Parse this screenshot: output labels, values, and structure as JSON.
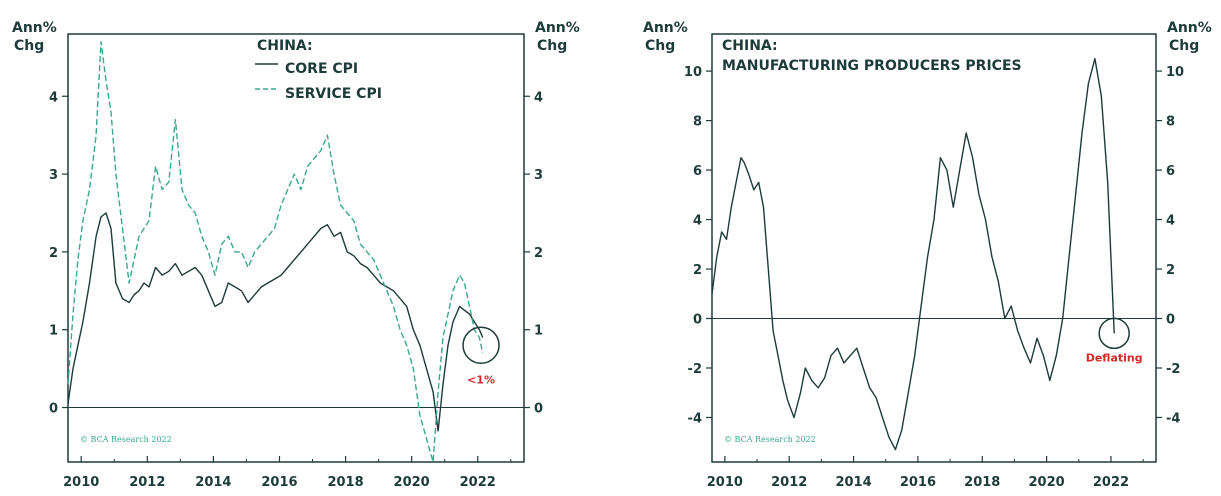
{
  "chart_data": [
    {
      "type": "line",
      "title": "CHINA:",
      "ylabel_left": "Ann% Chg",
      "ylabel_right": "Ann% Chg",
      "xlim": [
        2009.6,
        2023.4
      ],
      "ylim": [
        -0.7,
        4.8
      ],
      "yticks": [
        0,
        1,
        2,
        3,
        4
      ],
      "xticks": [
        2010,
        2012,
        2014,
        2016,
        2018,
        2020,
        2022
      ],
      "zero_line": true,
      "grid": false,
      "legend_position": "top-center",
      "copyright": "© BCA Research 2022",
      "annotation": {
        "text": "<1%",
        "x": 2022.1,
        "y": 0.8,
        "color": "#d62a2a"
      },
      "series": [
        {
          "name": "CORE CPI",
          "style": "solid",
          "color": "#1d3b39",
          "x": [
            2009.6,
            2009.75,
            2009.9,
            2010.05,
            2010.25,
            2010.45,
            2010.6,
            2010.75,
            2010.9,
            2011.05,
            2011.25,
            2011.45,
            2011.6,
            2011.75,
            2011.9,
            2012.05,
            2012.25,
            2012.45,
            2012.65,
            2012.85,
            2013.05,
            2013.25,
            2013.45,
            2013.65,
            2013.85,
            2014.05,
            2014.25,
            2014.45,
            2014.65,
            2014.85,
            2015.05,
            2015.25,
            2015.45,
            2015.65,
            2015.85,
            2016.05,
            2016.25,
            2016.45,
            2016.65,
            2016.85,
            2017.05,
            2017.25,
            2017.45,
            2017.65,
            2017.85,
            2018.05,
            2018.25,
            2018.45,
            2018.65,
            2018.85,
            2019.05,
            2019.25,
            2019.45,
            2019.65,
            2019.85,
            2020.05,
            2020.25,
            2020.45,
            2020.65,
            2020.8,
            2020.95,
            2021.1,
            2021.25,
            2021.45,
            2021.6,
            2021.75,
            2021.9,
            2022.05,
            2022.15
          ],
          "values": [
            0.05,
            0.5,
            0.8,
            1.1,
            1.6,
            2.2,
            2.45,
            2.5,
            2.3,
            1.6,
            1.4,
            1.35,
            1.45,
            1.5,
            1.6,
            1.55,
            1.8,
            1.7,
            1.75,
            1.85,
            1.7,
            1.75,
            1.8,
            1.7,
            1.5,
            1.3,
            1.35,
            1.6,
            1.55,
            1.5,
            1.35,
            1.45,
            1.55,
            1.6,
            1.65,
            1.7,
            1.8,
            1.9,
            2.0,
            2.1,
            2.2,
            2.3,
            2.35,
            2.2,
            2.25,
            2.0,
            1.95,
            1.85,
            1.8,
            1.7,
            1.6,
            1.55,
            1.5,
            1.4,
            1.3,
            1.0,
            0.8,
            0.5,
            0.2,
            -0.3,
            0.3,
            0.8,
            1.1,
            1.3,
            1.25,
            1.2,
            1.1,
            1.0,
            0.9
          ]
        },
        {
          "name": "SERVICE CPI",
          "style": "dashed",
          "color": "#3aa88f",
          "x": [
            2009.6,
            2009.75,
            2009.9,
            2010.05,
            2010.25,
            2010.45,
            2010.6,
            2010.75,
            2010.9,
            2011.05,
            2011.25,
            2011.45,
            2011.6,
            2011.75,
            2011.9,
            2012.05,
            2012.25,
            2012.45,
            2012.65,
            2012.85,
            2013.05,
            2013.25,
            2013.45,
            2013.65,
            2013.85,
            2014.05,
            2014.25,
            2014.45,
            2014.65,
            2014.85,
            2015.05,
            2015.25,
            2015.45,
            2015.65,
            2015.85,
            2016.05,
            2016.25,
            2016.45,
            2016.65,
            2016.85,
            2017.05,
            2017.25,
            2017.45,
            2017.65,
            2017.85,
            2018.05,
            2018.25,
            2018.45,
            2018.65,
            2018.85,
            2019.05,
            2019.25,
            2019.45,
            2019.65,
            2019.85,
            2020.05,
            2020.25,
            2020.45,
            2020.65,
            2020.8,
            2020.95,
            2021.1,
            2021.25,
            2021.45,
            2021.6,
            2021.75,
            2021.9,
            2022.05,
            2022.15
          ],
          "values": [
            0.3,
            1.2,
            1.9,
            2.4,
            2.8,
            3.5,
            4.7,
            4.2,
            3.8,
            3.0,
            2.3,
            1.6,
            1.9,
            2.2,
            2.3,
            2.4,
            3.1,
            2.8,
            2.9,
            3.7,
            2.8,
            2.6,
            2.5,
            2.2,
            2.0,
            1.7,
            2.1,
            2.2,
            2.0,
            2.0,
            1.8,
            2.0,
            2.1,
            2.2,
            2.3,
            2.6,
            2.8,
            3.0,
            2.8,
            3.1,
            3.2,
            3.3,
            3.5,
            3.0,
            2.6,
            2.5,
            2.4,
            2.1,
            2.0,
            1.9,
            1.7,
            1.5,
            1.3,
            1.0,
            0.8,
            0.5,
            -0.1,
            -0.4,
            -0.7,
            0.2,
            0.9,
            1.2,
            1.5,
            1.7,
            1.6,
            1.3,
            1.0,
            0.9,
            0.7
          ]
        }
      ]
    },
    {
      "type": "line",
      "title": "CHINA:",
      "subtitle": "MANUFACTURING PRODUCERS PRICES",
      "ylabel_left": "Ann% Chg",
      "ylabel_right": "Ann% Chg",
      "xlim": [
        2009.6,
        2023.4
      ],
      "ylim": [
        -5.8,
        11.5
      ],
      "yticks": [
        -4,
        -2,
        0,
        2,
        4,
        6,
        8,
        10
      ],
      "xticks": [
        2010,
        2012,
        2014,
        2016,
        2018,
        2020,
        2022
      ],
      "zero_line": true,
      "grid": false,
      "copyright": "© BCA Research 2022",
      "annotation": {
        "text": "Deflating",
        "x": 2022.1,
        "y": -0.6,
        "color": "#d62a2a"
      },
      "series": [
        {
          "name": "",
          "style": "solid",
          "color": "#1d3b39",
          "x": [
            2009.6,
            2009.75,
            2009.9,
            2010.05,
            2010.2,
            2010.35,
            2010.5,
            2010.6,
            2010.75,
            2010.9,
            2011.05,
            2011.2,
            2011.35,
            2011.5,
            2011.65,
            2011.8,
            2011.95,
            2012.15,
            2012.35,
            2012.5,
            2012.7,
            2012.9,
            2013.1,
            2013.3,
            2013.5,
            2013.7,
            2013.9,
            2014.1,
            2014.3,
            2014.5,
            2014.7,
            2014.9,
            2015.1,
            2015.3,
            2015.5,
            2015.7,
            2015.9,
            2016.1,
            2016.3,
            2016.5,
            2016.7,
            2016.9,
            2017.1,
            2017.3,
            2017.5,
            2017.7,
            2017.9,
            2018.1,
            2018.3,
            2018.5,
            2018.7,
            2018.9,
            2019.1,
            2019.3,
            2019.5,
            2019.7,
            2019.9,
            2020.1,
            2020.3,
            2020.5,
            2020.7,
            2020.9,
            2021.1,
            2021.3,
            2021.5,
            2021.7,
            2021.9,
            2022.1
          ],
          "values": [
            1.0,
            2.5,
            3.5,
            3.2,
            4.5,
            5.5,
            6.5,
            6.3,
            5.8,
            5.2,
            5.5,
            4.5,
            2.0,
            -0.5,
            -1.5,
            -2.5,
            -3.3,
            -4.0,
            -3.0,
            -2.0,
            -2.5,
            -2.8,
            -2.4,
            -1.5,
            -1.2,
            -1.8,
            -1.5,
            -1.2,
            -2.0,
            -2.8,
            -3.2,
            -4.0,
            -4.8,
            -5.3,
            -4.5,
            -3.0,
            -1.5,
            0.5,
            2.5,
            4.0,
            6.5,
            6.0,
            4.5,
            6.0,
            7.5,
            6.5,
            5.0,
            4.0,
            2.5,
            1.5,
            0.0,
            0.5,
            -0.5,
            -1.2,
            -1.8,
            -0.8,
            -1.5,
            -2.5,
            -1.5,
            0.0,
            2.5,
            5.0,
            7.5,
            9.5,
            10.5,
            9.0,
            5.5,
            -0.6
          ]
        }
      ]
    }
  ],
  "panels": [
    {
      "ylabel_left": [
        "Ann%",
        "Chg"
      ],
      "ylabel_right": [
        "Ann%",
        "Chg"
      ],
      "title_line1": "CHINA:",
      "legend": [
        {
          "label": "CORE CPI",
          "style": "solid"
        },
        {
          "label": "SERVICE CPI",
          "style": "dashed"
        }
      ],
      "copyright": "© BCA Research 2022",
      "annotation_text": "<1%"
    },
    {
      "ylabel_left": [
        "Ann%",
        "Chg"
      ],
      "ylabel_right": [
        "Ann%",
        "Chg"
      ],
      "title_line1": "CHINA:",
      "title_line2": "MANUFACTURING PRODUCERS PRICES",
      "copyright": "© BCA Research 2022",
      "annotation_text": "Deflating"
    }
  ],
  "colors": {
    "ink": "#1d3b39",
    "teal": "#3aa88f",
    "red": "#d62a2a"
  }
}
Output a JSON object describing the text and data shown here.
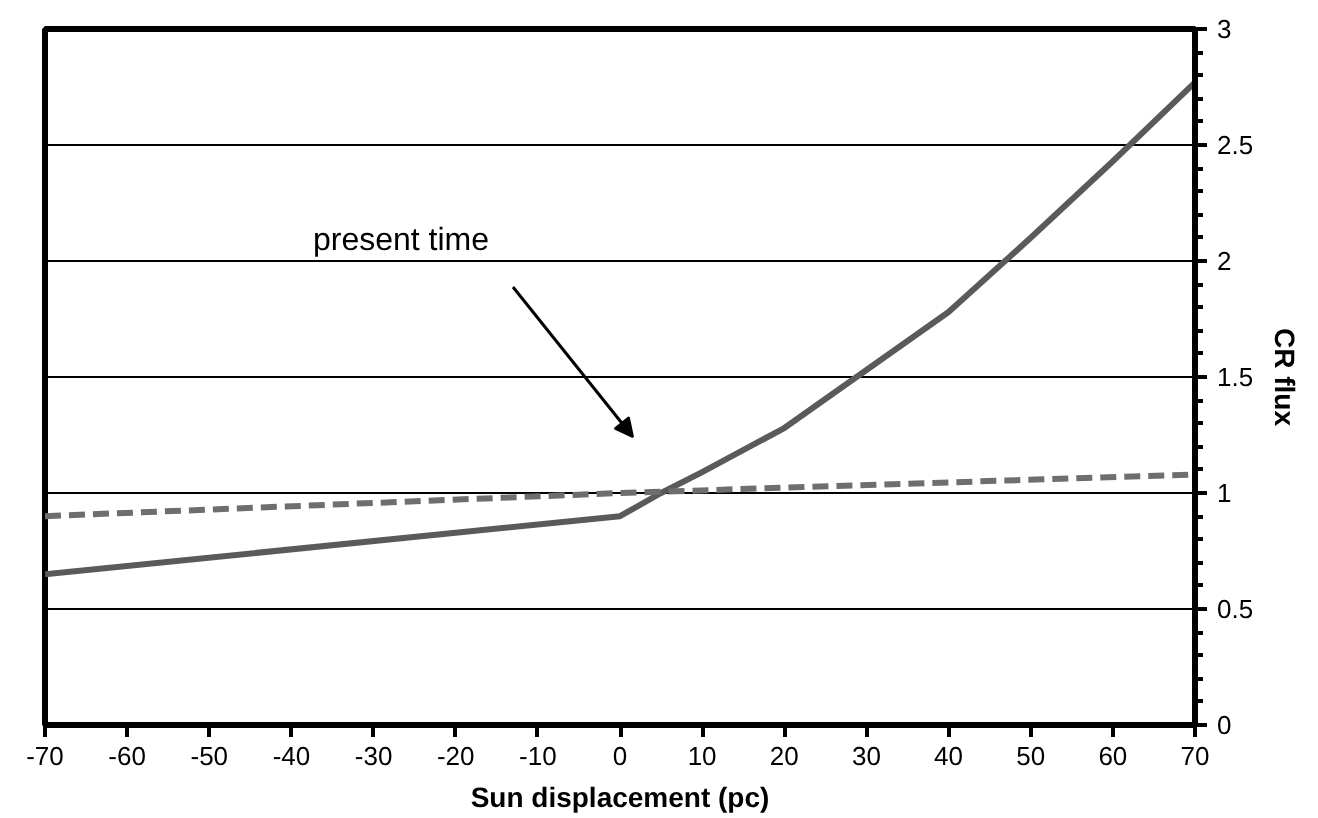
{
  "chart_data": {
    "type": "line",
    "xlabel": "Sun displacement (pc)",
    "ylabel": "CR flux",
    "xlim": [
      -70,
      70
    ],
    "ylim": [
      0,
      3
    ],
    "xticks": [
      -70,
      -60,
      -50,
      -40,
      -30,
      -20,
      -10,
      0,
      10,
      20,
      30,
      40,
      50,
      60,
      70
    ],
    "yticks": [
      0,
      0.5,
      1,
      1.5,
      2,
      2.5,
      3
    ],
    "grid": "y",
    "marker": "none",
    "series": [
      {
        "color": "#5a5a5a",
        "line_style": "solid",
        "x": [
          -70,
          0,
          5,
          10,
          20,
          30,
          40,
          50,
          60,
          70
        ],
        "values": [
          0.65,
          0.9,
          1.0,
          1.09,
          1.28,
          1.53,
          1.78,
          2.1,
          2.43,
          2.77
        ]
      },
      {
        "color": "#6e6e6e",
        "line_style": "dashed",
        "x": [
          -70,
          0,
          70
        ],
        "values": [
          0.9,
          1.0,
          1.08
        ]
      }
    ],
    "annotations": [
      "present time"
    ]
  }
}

..............................

**Written problem:** Pull out all lines of the data with the string "MANUFACTURING".

**Result:**
      "subtitle": "MANUFACTURING PRODUCERS PRICES",
      "title_line2": "MANUFACTURING PRODUCERS PRICES",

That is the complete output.